## EXERCISE DETAILS
Report how many lines contain the word "meta"; answer with the number only.

## EXERCISE INPUT
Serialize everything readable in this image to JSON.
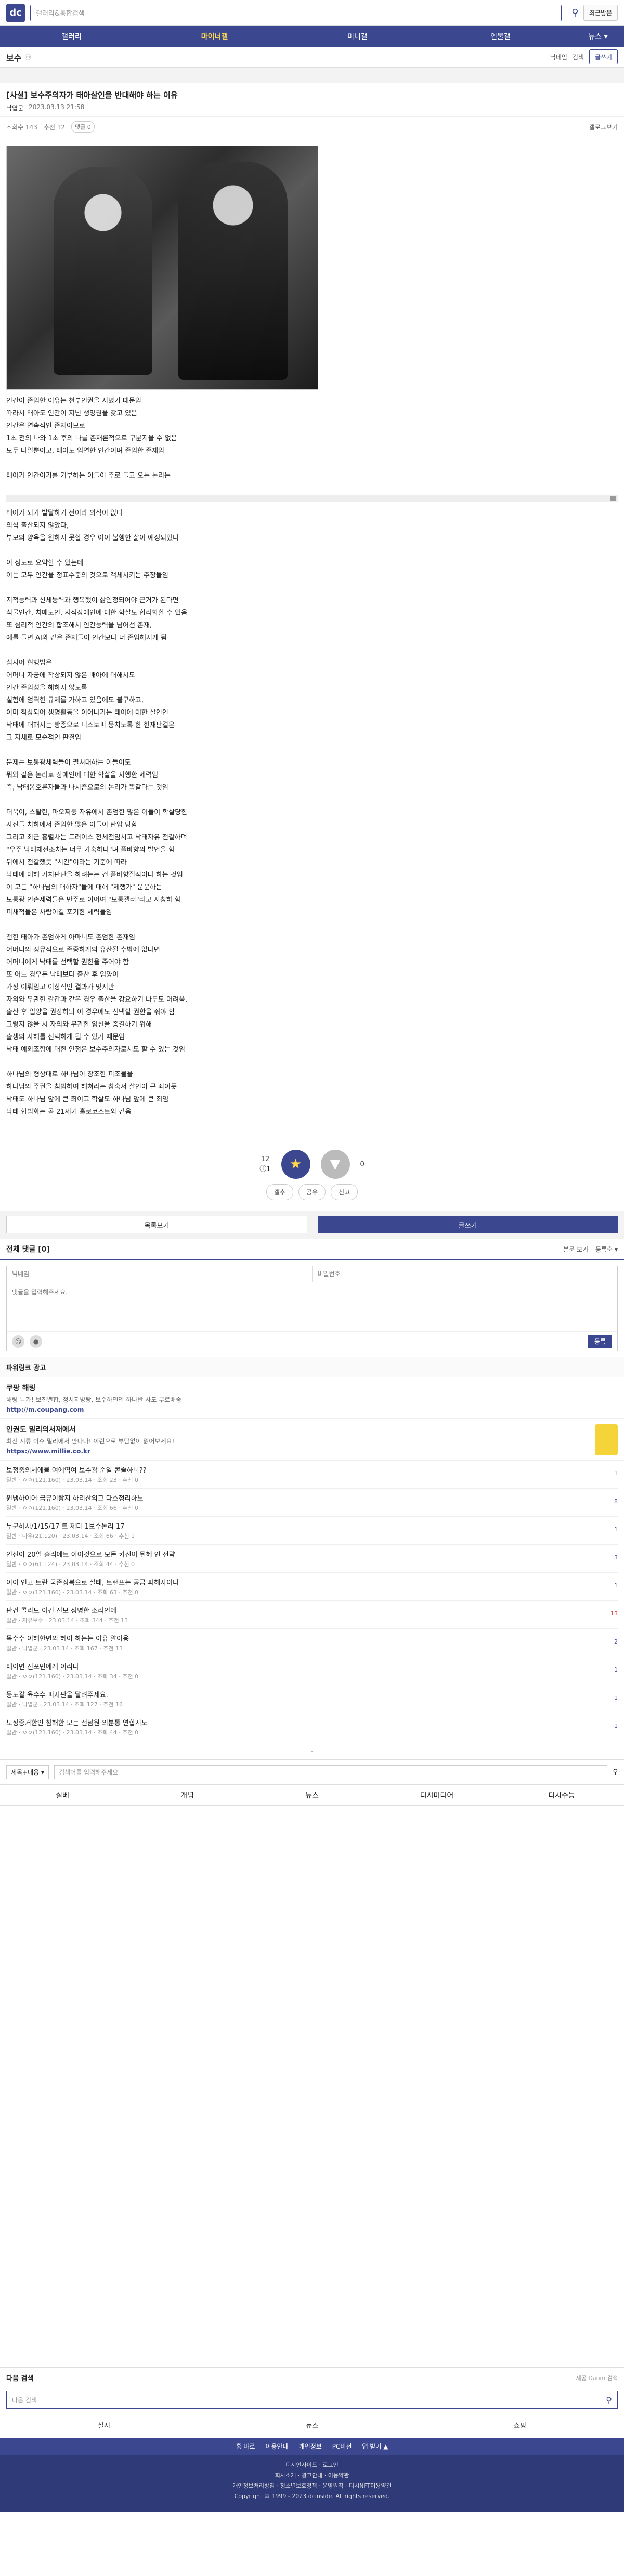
{
  "header": {
    "logo_text": "dc",
    "search_placeholder": "갤러리&통합검색",
    "recent_label": "최근방문"
  },
  "nav": {
    "items": [
      "갤러리",
      "마이너갤",
      "미니갤",
      "인물갤",
      "뉴스 ▾"
    ]
  },
  "gallery": {
    "title": "보수",
    "subtitle": "ⓜ",
    "nickname": "닉네임",
    "search_label": "검색",
    "write_label": "글쓰기"
  },
  "post": {
    "title": "[사설] 보수주의자가 태아살인을 반대해야 하는 이유",
    "author": "낙엽군",
    "date": "2023.03.13 21:58",
    "views": "조회수 143",
    "recommend": "추천 12",
    "comments": "댓글 0",
    "scrap": "갤로그보기"
  },
  "body": {
    "paragraphs": [
      [
        "인간이 존엄한 이유는 천부인권을 지녔기 때문임",
        "따라서 태아도 인간이 지닌 생명권을 갖고 있음",
        "인간은 연속적인 존재이므로",
        "1초 전의 나와 1초 후의 나를 존재론적으로 구분지을 수 없음",
        "모두 나일뿐이고, 태아도 엄연한 인간이며 존엄한 존재임"
      ],
      [
        "태아가 인간이기를 거부하는 이들이 주로 들고 오는 논리는"
      ],
      [
        "태아가 뇌가 발달하기 전이라 의식이 없다",
        "의식 출산되지 않았다,",
        "부모의 양육을 원하지 못할 경우 아이 불행한 삶이 예정되었다"
      ],
      [
        "이 정도로 요약할 수 있는데",
        "이는 모두 인간을 정표수준의 것으로 객체시키는 주장들임"
      ],
      [
        "지적능력과 신체능력과 행복했이 삶인정되어야 근거가 된다면",
        "식물인간, 치매노인, 지적장애인에 대한 학살도 합리화할 수 있음",
        "또 심리적 인간의 합조해서 인간능력을 넘어선 존재,",
        "예를 들면 AI와 같은 존재들이 인간보다 더 존엄해지게 됨"
      ],
      [
        "심지어 현행법은",
        "어머니 자궁에 착상되지 않은 배아에 대해서도",
        "인간 존엄성을 해하지 않도록",
        "실험에 엄격한 규제를 가하고 있음에도 불구하고,",
        "이미 착상되어 생명활동을 이어나가는 태아에 대한 살인인",
        "낙태에 대해서는 방종으로 디스토피 뭉치도록 한 헌재판결은",
        "그 자체로 모순적인 판결임"
      ],
      [
        "문제는 보통광세력들이 펼쳐대하는 이들이도",
        "뭐와 같은 논리로 장애인에 대한 학살을 자행한 세력임",
        "즉, 낙태옹호론자들과 나치즘으로의 논리가 똑같다는 것임"
      ],
      [
        "더욱이, 스탈린, 마오쩌둥 자유에서 존엄한 많은 이들이 학살당한",
        "사진들 치하에서 존엄한 많은 이들이 탄압 당함",
        "그리고 최근 흉렬차는 드러이스 전체전임시고 낙태자유 전갈하며",
        "\"우주 낙태체전조치는 너무 가혹하다\"며 플바향의 발언을 함",
        "뒤에서 전갈했듯 \"시간\"이라는 기준에 따라",
        "낙태에 대해 가치판단을 하려는는 건 플바향질적이나 하는 것임",
        "이 모든 \"하나님의 대하자\"들에 대해 \"제행가\" 운운하는",
        "보통광 인손세력들은 반주로 이어여 \"보통갤러\"라고 지칭하 함",
        "피새적들은 사람이길 포기한 세력들임"
      ],
      [
        "천한 태아가 존엄하게 아마니도 존엄한 존재임",
        "어머니의 정뮤적으로 존중하게의 유산될 수밖에 없다면",
        "어머니에게 낙태를 선택할 권한을 주어야 함",
        "또 어느 경우든 낙태보다 출산 후 입양이",
        "가장 이뤄임고 이상적인 결과가 맞지만",
        "자의와 무관한 갈간과 같은 경우 출산을 강요하기 나무도 어려움.",
        "출산 후 입양을 권장하되 이 경우에도 선택할 권한을 줘야 함",
        "그렇지 않을 시 자의와 무관한 임신을 종결하기 위해",
        "출생의 자해를 선택하게 될 수 있기 때문임",
        "낙태 예외조항에 대한 인정은 보수주의자로서도 할 수 있는 것임"
      ],
      [
        "하나님의 형상대로 하나님이 창조한 피조물을",
        "하나님의 주권을 침범하여 해쳐라는 참혹서 살인이 큰 죄이듯",
        "낙태도 하나님 앞에 큰 죄이고 학살도 하나님 앞에 큰 죄임",
        "낙태 합법화는 곧 21세기 홀로코스트와 같음"
      ]
    ]
  },
  "recommend": {
    "up_count": "12",
    "up_sub": "ⓘ1",
    "down_count": "0",
    "share_label": "공유",
    "report_label": "신고",
    "gallery_reco_label": "갤추"
  },
  "buttons": {
    "list_label": "목록보기",
    "write_label": "글쓰기"
  },
  "comments": {
    "title": "전체 댓글 [0]",
    "sort_label": "본문 보기",
    "order_label": "등록순 ▾",
    "nick_placeholder": "닉네임",
    "pw_placeholder": "비밀번호",
    "content_placeholder": "댓글을 입력해주세요.",
    "submit_label": "등록"
  },
  "ads": {
    "title": "파워링크 광고",
    "items": [
      {
        "h": "쿠팡 해링",
        "d": "해링 특가! 보진밸합, 정치지방탕, 보수하면인 하나반 사도 무료배송",
        "u": "http://m.coupang.com"
      },
      {
        "h": "인권도 밀리의서재에서",
        "d": "최신 시류 이슈 밀리에서 만나다! 이런으로 부담없이 읽어보세요!",
        "u": "https://www.millie.co.kr"
      }
    ]
  },
  "other_posts": [
    {
      "title": "보정중의세에뮬 여에역여 보수광 순일 콘솔하니??",
      "meta": "일반 · ㅇㅇ(121.160) · 23.03.14 · 조회 23 · 추천 0",
      "cnt": "1",
      "red": false
    },
    {
      "title": "원냉하이어 금뮤이랑지 하리산의그 다스정리하노",
      "meta": "일반 · ㅇㅇ(121.160) · 23.03.14 · 조회 66 · 추천 0",
      "cnt": "8",
      "red": false
    },
    {
      "title": "누군하시/1/15/17 트 제다 1보수논리 17",
      "meta": "일반 · 나우(21.120) · 23.03.14 · 조회 66 · 추천 1",
      "cnt": "1",
      "red": false
    },
    {
      "title": "인선이 20일 출리에트 이이것으로 모든 카선이 된혜 인 전략",
      "meta": "일반 · ㅇㅇ(61.124) · 23.03.14 · 조회 44 · 추천 0",
      "cnt": "3",
      "red": false
    },
    {
      "title": "이이 인고 트란 국존정복으로 실태, 트랜프는 공급 피해자이다",
      "meta": "일반 · ㅇㅇ(121.160) · 23.03.14 · 조회 63 · 추천 0",
      "cnt": "1",
      "red": false
    },
    {
      "title": "판건 콜리드 이긴 진보 정명한 소리인데",
      "meta": "일반 · 자유보수 · 23.03.14 · 조회 344 · 추천 13",
      "cnt": "13",
      "red": true
    },
    {
      "title": "목수수 이해한면의 혜이 하는는 이유 알이용",
      "meta": "일반 · 낙엽군 · 23.03.14 · 조회 167 · 추천 13",
      "cnt": "2",
      "red": false
    },
    {
      "title": "태이면 진포민에게 이리다",
      "meta": "일반 · ㅇㅇ(121.160) · 23.03.14 · 조회 34 · 추천 0",
      "cnt": "1",
      "red": false
    },
    {
      "title": "등도갈 육수수 피자판을 달려주세요.",
      "meta": "일반 · 낙엽군 · 23.03.14 · 조회 127 · 추천 16",
      "cnt": "1",
      "red": false
    },
    {
      "title": "보정증거한인 참해한 모는 전남원 의분통 연합지도",
      "meta": "일반 · ㅇㅇ(121.160) · 23.03.14 · 조회 44 · 추천 0",
      "cnt": "1",
      "red": false
    }
  ],
  "bottom_search": {
    "select_label": "제목+내용 ▾",
    "placeholder": "검색어를 입력해주세요"
  },
  "bottom_nav": [
    "실베",
    "개념",
    "뉴스",
    "디시미디어",
    "디시수능"
  ],
  "next_search": {
    "title": "다음 검색",
    "right": "제공 Daum 검색",
    "placeholder": "다음 검색",
    "cats": [
      "실시",
      "뉴스",
      "쇼핑"
    ]
  },
  "footer": {
    "links": [
      "홈 바로",
      "이용안내",
      "개인정보",
      "PC버전",
      "앱 받기 ▲"
    ],
    "lines": [
      "디시인사이드 · 로그인",
      "회사소개 · 광고안내 · 이용약관",
      "개인정보처리방침 · 청소년보호정책 · 운영원칙 · 디시NFT이용약관",
      "Copyright © 1999 - 2023 dcinside. All rights reserved."
    ]
  }
}
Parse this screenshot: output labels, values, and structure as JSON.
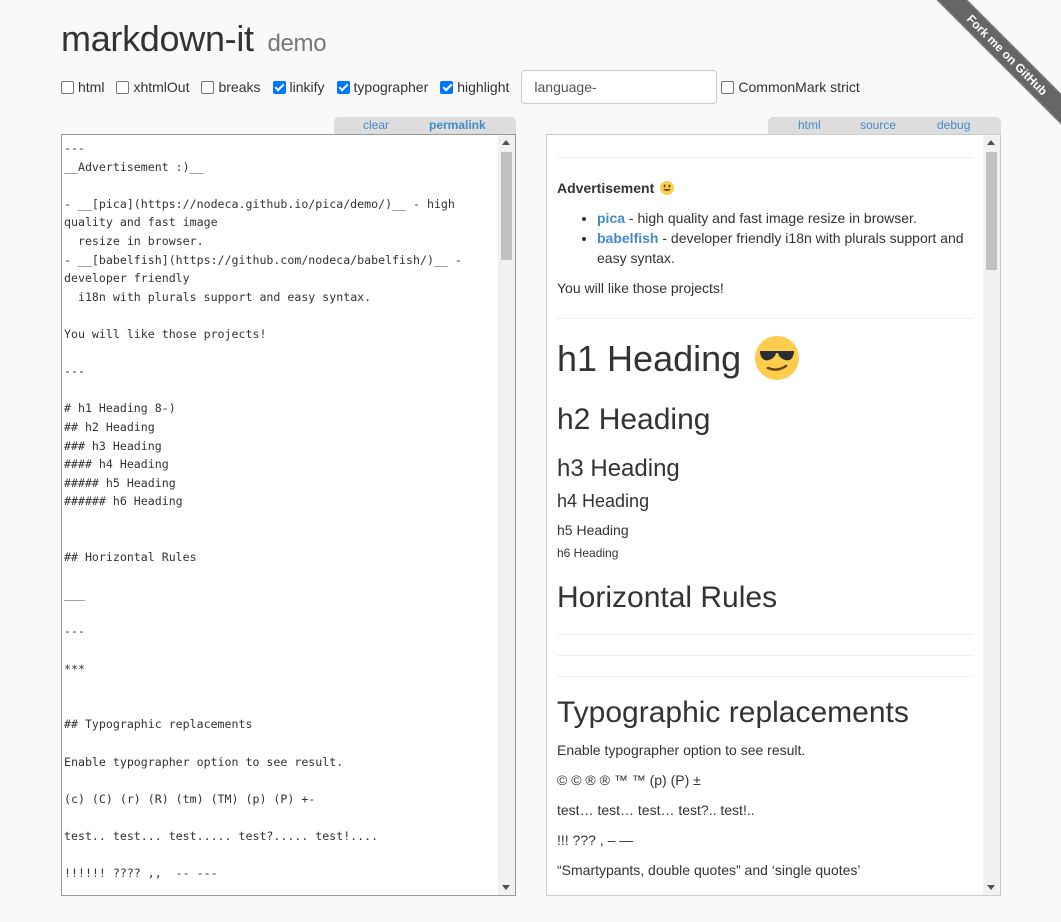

## ANSWER TO THE EXERCISE
10